- _MATERIAL SHOWN_
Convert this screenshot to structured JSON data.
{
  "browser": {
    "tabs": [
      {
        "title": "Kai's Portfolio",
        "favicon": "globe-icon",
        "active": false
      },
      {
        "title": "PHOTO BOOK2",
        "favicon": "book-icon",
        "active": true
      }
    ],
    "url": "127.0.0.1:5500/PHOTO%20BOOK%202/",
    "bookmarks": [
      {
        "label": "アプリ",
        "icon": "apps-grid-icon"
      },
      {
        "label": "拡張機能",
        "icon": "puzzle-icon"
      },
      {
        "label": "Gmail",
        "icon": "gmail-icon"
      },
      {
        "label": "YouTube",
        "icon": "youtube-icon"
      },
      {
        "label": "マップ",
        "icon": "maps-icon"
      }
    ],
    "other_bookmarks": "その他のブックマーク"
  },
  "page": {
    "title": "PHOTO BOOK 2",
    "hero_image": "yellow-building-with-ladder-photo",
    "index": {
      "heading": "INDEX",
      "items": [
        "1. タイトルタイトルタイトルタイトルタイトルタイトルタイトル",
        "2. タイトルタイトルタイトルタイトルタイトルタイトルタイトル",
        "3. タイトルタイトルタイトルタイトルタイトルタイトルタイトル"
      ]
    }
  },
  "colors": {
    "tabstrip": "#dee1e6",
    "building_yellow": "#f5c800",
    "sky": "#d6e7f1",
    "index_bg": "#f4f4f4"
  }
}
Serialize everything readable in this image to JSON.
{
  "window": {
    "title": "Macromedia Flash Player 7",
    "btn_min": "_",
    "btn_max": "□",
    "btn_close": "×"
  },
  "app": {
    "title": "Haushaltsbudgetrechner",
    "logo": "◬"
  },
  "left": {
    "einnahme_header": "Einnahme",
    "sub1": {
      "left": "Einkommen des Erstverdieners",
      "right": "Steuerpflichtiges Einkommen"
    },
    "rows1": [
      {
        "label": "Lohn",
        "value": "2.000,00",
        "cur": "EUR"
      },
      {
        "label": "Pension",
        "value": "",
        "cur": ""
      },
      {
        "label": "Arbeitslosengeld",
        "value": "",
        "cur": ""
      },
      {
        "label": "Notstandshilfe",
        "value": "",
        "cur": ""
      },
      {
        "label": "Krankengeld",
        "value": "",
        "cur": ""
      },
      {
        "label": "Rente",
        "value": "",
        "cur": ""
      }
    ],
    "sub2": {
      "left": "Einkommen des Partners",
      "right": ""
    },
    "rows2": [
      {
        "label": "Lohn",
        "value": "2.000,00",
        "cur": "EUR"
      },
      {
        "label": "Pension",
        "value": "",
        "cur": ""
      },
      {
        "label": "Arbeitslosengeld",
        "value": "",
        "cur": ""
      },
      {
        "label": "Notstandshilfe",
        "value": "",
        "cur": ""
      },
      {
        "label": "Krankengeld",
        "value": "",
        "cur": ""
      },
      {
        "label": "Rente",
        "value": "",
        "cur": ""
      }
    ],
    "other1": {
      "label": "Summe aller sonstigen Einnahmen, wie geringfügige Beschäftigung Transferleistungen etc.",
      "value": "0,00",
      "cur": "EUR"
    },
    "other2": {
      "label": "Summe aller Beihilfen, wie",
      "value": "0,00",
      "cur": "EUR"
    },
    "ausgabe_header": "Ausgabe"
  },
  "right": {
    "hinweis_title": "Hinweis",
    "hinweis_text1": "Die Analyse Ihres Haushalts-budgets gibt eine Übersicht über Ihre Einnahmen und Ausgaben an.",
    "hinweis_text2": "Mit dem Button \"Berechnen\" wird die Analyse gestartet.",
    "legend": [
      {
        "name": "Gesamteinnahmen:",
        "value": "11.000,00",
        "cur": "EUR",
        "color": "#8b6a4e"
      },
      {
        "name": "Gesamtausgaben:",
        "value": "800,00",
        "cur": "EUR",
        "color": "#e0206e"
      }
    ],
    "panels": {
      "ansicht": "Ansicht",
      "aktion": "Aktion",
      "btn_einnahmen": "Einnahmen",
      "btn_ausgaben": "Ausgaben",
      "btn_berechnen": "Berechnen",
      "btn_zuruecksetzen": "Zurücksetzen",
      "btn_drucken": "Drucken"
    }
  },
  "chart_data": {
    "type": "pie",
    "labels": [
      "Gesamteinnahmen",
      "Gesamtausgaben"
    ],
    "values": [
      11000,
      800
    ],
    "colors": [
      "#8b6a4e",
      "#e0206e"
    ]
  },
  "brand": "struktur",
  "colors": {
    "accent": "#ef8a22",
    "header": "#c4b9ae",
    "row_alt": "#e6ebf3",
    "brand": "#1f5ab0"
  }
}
---
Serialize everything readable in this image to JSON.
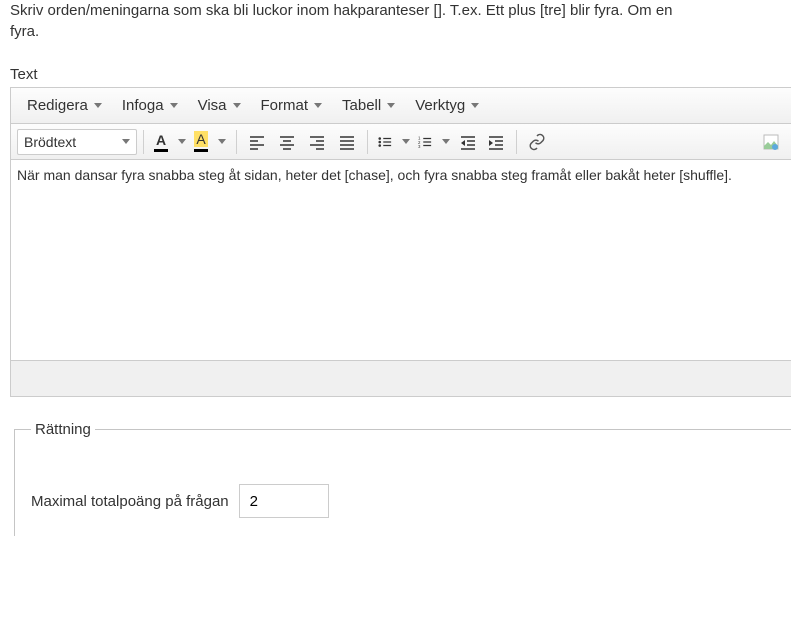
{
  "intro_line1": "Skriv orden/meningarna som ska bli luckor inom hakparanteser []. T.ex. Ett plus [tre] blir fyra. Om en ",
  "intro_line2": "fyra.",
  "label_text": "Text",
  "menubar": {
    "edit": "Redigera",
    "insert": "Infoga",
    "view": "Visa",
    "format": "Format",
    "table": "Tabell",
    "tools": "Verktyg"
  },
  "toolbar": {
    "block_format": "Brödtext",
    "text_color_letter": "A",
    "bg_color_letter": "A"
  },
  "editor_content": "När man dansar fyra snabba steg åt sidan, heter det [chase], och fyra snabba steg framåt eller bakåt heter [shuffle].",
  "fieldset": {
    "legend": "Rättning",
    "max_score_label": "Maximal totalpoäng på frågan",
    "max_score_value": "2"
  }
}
--
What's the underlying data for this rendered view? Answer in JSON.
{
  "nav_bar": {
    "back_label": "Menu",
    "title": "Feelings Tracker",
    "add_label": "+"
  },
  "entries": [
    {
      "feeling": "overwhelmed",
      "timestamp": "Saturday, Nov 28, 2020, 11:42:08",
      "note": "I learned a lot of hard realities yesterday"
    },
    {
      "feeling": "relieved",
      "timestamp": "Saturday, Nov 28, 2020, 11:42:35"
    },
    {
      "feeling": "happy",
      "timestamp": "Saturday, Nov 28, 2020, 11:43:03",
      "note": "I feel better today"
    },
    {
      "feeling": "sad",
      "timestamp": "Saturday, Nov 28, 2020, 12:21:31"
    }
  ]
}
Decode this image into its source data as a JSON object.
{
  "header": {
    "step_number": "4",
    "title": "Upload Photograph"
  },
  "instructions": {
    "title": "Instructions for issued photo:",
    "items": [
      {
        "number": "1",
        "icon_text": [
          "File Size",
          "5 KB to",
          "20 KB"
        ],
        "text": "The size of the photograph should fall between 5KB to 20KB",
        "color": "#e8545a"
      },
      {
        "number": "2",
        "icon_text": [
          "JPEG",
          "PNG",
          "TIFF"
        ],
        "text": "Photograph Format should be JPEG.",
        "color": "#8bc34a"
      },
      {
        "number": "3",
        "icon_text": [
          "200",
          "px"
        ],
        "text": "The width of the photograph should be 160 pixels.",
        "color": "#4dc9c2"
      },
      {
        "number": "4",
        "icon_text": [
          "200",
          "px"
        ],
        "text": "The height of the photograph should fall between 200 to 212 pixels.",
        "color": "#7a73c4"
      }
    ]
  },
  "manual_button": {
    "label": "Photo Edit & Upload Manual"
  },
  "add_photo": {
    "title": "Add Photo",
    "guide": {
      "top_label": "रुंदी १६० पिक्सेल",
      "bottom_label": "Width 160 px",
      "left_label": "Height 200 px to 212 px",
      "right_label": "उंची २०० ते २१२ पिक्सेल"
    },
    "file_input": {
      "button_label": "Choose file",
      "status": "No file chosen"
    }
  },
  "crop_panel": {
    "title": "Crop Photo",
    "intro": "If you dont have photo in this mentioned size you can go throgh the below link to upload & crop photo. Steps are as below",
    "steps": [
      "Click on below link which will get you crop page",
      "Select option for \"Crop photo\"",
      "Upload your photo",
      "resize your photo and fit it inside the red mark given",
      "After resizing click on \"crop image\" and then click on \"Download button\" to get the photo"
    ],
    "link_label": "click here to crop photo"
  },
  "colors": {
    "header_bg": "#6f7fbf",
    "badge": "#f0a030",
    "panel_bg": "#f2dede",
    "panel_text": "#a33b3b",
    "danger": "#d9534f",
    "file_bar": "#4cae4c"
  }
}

- _PROMPT_
In the entries above, find lines with "JPEG" and copy each.

- _PROBLEM SOLUTION_
          "JPEG",
        "text": "Photograph Format should be JPEG.",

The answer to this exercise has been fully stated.